Given request ▸ Give the number of lines in the data that contain "name", and nothing more.

Provided entries ▸

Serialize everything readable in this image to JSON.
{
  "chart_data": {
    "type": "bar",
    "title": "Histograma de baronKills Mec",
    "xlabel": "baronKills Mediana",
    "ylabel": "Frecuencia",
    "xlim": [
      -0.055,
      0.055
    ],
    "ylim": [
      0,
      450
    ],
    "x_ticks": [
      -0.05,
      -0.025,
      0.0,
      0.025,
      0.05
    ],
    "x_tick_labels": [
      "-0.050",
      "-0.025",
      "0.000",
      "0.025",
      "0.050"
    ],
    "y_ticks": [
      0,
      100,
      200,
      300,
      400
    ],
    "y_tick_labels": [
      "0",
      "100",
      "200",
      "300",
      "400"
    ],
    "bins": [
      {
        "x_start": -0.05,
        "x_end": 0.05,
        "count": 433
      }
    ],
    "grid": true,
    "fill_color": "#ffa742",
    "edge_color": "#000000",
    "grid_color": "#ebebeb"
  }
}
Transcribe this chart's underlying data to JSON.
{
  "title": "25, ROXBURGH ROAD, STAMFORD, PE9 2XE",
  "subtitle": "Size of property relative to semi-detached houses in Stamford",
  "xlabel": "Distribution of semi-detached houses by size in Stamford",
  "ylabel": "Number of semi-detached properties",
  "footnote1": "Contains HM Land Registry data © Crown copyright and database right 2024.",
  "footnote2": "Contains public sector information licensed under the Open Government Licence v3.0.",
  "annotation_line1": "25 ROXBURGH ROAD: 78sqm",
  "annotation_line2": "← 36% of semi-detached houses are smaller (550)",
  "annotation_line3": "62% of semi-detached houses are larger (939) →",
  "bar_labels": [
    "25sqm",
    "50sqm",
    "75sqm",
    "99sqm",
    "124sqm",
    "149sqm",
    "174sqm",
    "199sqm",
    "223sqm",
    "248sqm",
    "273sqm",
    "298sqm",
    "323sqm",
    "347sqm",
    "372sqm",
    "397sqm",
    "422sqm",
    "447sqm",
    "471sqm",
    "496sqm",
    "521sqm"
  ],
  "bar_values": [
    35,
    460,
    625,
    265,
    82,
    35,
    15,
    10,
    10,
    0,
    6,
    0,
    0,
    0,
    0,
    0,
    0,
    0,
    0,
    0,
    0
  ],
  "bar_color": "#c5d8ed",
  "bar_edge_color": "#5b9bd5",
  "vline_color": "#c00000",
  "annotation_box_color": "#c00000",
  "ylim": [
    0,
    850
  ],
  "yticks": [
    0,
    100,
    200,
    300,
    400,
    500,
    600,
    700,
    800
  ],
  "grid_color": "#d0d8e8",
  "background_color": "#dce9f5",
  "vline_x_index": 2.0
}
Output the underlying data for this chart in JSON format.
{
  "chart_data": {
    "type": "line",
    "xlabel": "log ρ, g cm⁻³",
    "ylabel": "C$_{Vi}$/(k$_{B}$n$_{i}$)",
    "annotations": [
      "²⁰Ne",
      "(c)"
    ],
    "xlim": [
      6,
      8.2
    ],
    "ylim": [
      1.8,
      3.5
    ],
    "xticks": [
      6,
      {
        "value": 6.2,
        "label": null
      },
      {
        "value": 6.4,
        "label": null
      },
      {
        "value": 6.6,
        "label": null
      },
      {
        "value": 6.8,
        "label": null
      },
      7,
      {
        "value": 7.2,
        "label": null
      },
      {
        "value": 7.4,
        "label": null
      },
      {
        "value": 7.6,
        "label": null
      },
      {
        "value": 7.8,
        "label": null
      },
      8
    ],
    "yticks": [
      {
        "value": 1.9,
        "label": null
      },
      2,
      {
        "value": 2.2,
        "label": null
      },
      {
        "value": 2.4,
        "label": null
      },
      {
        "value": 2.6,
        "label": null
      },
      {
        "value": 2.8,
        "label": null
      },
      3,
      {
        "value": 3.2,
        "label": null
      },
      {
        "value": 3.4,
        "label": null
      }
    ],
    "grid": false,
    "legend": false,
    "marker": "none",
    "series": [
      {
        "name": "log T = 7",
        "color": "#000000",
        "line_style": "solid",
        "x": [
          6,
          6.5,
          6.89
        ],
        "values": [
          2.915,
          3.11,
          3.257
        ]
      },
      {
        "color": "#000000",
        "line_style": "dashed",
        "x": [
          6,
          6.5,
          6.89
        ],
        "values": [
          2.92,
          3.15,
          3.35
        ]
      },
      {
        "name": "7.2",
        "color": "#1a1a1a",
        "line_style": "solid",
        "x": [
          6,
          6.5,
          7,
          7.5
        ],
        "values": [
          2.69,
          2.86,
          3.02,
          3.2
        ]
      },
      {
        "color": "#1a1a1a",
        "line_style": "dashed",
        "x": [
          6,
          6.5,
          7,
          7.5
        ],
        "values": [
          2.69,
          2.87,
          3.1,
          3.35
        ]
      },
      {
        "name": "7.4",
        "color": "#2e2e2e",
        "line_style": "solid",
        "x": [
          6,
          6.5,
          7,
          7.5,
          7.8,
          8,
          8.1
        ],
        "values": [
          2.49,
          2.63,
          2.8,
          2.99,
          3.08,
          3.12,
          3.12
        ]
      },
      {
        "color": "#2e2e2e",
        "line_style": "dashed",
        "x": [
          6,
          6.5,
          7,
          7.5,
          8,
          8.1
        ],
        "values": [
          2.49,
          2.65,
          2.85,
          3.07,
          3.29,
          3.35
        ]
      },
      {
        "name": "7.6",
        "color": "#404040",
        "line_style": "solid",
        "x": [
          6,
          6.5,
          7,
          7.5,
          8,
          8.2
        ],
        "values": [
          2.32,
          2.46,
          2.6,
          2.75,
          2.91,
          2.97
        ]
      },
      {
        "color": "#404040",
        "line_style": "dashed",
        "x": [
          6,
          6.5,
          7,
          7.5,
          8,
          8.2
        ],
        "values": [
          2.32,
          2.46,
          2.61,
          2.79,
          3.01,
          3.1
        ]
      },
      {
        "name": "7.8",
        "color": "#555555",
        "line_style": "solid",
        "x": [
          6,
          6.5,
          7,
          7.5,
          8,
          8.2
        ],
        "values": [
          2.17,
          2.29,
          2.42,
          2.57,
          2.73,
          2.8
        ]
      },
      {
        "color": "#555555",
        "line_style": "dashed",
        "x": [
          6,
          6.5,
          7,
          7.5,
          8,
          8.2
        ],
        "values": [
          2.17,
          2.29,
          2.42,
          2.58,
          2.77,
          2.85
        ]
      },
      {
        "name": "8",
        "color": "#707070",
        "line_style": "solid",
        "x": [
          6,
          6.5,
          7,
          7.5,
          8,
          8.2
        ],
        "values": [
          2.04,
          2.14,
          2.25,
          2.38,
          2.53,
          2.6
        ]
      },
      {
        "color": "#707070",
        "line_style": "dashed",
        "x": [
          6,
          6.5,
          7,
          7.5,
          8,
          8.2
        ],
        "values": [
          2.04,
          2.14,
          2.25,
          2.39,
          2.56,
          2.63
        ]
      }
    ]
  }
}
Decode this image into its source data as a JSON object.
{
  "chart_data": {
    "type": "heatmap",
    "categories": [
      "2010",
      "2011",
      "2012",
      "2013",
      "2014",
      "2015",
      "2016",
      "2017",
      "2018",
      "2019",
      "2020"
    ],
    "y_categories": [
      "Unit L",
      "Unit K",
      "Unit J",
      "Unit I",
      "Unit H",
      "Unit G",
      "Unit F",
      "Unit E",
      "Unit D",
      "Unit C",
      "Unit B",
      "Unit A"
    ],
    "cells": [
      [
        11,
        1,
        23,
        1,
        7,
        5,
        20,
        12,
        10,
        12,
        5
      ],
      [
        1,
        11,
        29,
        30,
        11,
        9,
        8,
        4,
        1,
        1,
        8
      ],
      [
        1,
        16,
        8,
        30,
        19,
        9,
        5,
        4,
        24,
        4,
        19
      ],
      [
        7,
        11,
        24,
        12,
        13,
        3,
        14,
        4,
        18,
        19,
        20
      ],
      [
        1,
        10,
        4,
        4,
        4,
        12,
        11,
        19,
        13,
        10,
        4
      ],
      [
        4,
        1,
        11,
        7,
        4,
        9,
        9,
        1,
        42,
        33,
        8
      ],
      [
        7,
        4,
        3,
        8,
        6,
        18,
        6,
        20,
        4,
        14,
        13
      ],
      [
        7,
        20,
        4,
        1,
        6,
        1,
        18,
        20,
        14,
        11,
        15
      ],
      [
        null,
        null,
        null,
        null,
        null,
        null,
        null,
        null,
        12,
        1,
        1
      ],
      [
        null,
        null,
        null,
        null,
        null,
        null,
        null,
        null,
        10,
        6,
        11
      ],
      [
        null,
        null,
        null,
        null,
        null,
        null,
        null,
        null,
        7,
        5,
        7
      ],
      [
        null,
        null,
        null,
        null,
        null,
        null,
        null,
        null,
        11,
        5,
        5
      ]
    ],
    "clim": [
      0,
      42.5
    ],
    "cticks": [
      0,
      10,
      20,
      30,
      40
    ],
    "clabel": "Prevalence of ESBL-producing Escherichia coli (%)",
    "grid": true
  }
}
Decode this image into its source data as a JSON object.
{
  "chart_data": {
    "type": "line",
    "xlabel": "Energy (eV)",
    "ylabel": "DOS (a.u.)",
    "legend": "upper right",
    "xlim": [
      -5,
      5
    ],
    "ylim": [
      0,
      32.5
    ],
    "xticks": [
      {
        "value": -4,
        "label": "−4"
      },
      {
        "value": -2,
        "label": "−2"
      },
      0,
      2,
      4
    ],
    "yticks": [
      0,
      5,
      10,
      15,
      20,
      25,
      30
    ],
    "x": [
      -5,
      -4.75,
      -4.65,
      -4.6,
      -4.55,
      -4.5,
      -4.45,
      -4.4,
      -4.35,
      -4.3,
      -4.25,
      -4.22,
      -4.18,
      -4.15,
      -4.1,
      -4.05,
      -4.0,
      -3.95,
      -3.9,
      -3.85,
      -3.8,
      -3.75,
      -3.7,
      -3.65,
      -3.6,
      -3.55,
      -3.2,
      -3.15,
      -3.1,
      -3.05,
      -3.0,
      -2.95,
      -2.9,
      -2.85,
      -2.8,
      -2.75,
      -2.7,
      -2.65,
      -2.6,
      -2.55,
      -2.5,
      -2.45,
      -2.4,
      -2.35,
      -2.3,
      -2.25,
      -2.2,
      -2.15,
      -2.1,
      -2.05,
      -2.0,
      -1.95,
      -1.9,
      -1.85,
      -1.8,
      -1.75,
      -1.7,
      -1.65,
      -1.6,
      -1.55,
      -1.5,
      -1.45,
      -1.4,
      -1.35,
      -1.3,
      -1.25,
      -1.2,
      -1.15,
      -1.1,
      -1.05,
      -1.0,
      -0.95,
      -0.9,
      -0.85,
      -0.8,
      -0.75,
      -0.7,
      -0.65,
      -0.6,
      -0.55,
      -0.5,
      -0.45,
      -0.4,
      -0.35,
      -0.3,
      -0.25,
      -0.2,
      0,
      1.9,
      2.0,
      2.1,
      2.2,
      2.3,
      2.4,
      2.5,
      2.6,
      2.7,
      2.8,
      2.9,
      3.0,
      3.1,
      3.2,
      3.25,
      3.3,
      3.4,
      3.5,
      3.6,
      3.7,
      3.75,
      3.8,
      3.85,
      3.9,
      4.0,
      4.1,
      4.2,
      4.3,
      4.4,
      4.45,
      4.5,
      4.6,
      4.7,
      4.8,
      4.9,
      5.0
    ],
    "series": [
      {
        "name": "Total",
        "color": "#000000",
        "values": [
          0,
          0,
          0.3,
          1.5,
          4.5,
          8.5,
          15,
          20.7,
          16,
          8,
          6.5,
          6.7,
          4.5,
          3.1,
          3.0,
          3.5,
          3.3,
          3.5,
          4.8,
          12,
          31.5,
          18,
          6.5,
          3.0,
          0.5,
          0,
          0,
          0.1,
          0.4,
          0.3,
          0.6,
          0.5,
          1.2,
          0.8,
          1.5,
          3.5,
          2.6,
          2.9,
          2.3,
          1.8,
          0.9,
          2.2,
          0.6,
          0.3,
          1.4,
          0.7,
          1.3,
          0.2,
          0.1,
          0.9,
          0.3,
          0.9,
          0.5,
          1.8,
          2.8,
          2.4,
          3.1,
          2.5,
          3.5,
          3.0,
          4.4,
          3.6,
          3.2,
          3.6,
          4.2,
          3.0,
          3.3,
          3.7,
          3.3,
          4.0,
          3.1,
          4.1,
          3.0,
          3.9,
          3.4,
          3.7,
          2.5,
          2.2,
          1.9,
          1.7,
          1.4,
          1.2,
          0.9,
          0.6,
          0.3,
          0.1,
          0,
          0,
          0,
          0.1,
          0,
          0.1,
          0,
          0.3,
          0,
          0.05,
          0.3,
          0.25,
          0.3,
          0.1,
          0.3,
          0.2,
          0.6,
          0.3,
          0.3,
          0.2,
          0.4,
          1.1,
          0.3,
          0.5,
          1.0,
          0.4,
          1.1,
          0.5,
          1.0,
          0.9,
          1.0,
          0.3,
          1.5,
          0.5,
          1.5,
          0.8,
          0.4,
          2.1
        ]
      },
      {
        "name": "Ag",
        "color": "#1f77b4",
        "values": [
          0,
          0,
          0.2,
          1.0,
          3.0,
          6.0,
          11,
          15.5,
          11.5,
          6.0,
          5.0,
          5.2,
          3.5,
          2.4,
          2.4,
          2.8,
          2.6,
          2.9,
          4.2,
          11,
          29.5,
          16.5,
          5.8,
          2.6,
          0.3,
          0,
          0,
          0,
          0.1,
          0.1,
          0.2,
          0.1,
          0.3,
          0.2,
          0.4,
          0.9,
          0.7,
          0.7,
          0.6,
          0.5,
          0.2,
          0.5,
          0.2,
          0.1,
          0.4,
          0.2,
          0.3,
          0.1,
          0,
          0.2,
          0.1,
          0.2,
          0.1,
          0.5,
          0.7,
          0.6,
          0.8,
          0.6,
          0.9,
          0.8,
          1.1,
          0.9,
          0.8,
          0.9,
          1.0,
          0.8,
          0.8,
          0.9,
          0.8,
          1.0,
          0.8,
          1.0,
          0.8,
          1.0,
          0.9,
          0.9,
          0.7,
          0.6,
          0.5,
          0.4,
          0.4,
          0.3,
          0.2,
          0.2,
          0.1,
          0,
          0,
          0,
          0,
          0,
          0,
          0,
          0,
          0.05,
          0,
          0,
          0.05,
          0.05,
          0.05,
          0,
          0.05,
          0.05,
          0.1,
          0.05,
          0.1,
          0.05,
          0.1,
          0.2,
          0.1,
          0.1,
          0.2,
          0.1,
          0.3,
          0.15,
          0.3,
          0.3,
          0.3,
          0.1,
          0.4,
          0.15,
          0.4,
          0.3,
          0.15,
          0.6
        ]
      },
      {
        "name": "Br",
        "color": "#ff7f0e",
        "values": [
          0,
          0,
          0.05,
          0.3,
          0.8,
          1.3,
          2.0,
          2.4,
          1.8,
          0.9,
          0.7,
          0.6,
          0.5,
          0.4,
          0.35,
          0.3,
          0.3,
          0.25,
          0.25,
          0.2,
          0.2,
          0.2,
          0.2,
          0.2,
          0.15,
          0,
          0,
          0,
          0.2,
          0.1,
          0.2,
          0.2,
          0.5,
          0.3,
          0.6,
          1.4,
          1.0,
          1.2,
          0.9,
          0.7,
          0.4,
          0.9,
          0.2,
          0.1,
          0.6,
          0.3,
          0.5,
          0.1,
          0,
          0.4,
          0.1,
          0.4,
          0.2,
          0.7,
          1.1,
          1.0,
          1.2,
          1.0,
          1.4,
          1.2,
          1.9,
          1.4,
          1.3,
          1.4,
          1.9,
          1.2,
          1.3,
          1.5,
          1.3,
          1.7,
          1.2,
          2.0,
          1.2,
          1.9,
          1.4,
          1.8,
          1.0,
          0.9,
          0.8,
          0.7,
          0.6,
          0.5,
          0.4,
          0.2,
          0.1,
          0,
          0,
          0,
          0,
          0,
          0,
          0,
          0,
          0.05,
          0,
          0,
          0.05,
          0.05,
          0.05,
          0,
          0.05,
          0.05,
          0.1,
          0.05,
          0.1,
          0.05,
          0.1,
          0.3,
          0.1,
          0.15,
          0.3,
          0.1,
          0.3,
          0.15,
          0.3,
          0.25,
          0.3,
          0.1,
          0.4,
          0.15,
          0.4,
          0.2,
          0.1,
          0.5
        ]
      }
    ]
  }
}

Exercise response ▸ 9